[begin RECORD LIST]

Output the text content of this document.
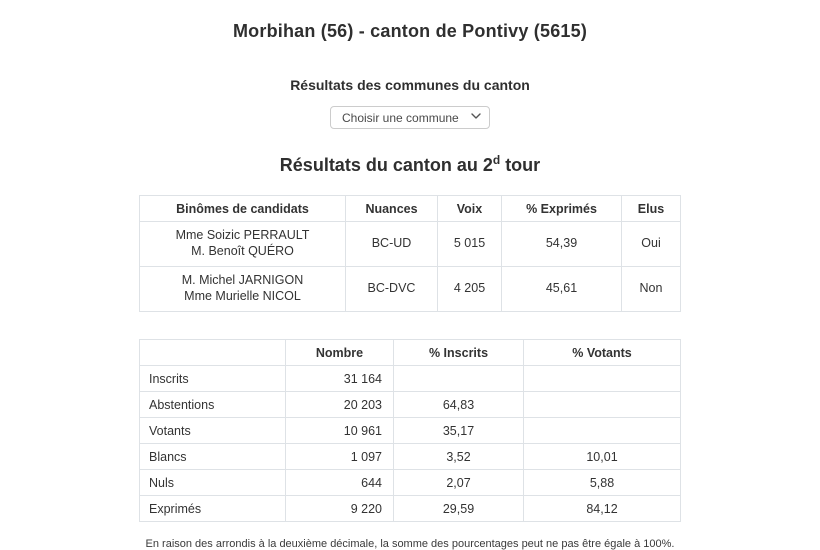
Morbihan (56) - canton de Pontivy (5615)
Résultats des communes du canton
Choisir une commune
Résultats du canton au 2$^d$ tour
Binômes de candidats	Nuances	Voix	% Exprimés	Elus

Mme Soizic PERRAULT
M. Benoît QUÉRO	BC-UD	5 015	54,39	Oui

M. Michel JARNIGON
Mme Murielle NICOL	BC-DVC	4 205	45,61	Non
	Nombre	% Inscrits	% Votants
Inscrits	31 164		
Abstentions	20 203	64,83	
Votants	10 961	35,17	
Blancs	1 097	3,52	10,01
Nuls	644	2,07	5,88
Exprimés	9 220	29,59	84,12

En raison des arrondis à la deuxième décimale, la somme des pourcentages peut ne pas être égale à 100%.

[end RECORD LIST]

Transcribe every record above exactly, leaving out the pictures.

**ANSWER FOR THIS EXERCISE:**
Output the text content of this document.
Morbihan (56) - canton de Pontivy (5615)
Résultats des communes du canton
Choisir une commune
Résultats du canton au 2$^d$ tour
Binômes de candidats	Nuances	Voix	% Exprimés	Elus

Mme Soizic PERRAULT
M. Benoît QUÉRO	BC-UD	5 015	54,39	Oui

M. Michel JARNIGON
Mme Murielle NICOL	BC-DVC	4 205	45,61	Non
	Nombre	% Inscrits	% Votants
Inscrits	31 164		
Abstentions	20 203	64,83	
Votants	10 961	35,17	
Blancs	1 097	3,52	10,01
Nuls	644	2,07	5,88
Exprimés	9 220	29,59	84,12

En raison des arrondis à la deuxième décimale, la somme des pourcentages peut ne pas être égale à 100%.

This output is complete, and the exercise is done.